(Collected data entries)
******************************

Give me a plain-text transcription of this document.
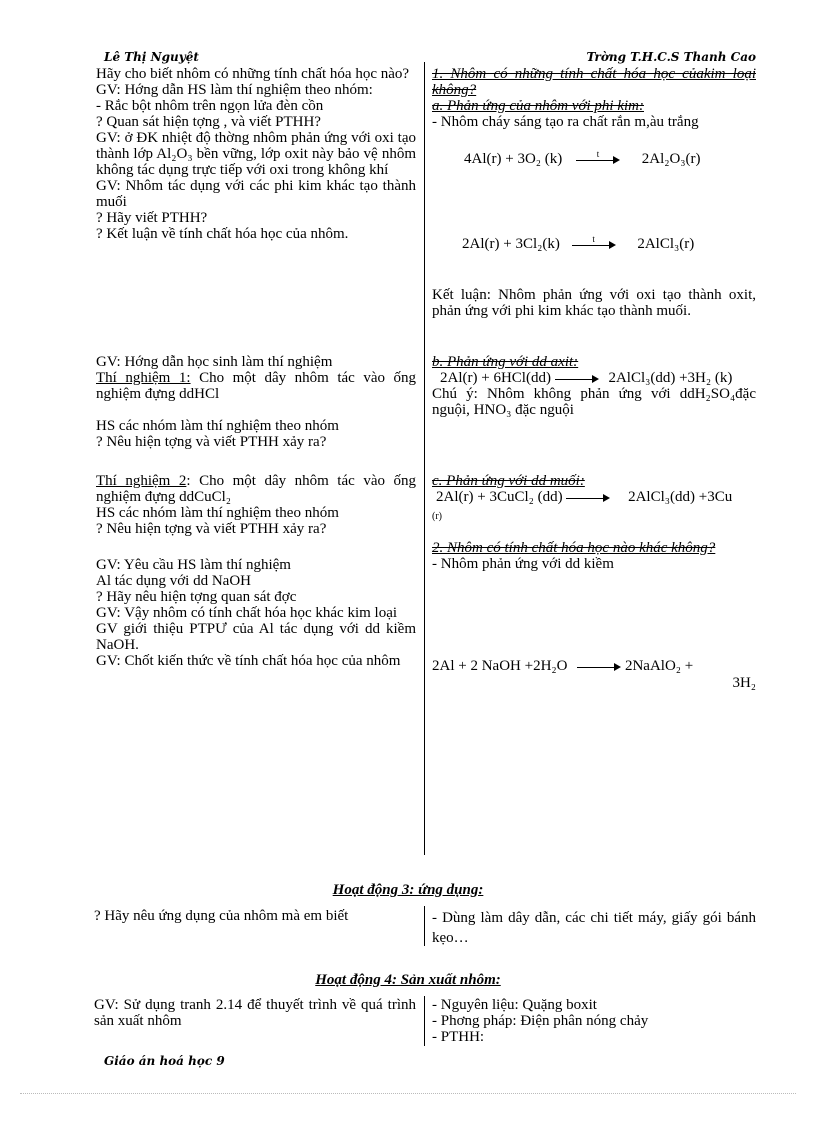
Lê Thị Nguyệt	Trờng T.H.C.S Thanh Cao

Hãy cho biết nhôm có những tính chất hóa học nào?

GV: Hớng dẫn HS làm thí nghiệm theo nhóm:

- Rắc bột nhôm trên ngọn lửa đèn cồn

? Quan sát hiện tợng , và viết PTHH?

GV: ở ĐK nhiệt độ thờng nhôm phản ứng với oxi tạo thành lớp Al₂O₃ bền vững, lớp oxit này bảo vệ nhôm không tác dụng trực tiếp với oxi trong không khí

GV: Nhôm tác dụng với các phi kim khác tạo thành muối

? Hãy viết PTHH?

? Kết luận về tính chất hóa học của nhôm.

GV: Hớng dẫn học sinh làm thí nghiệm

Thí nghiệm 1: Cho một dây nhôm tác vào ống nghiệm đựng ddHCl

HS các nhóm làm thí nghiệm theo nhóm

? Nêu hiện tợng và viết PTHH xảy ra?

Thí nghiệm 2: Cho một dây nhôm tác vào ống nghiệm đựng ddCuCl₂

HS các nhóm làm thí nghiệm theo nhóm

? Nêu hiện tợng và viết PTHH xảy ra?

GV: Yêu cầu HS làm thí nghiệm

Al tác dụng với dd NaOH

? Hãy nêu hiện tợng quan sát đợc

GV: Vậy nhôm có tính chất hóa học khác kim loại

GV giới thiệu PTPƯ của Al tác dụng với dd kiềm NaOH.

GV: Chốt kiến thức về tính chất hóa học của nhôm

1. Nhôm có những tính chất hóa học củakim loại không?

a. Phản ứng của nhôm với phi kim:

- Nhôm cháy sáng tạo ra chất rắn m,àu trắng

4Al(r) + 3O₂ (k)	t	2Al₂O₃(r)
2Al(r) + 3Cl₂(k)	t	2AlCl₃(r)

Kết luận: Nhôm phản ứng với oxi tạo thành oxit, phản ứng với phi kim khác tạo thành muối.

b. Phản ứng với dd axit:

2Al(r) + 6HCl(dd)	2AlCl₃(dd) +3H₂ (k)

Chú ý: Nhôm không phản ứng với ddH₂SO₄đặc nguội, HNO₃ đặc nguội

c. Phản ứng với dd muối:

2Al(r) + 3CuCl₂ (dd)	2AlCl₃(dd) +3Cu
(r)

2. Nhôm có tính chất hóa học nào khác không?

- Nhôm phản ứng với dd kiềm

2Al + 2 NaOH +2H₂O	2NaAlO₂ +
3H₂
Hoạt động 3: ứng dụng:
? Hãy nêu ứng dụng của nhôm mà em biết	- Dùng làm dây dẫn, các chi tiết máy, giấy gói bánh kẹo…
Hoạt động 4: Sản xuất nhôm:
GV: Sử dụng tranh 2.14 để thuyết trình về quá trình sản xuất nhôm

- Nguyên liệu: Quặng boxit

- Phơng pháp: Điện phân nóng chảy

- PTHH:

Giáo án hoá học 9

******************************

From the listing above, copy every line that includes the word "những".

Hãy cho biết nhôm có những tính chất hóa học nào?
1. Nhôm có những tính chất hóa học củakim loại không?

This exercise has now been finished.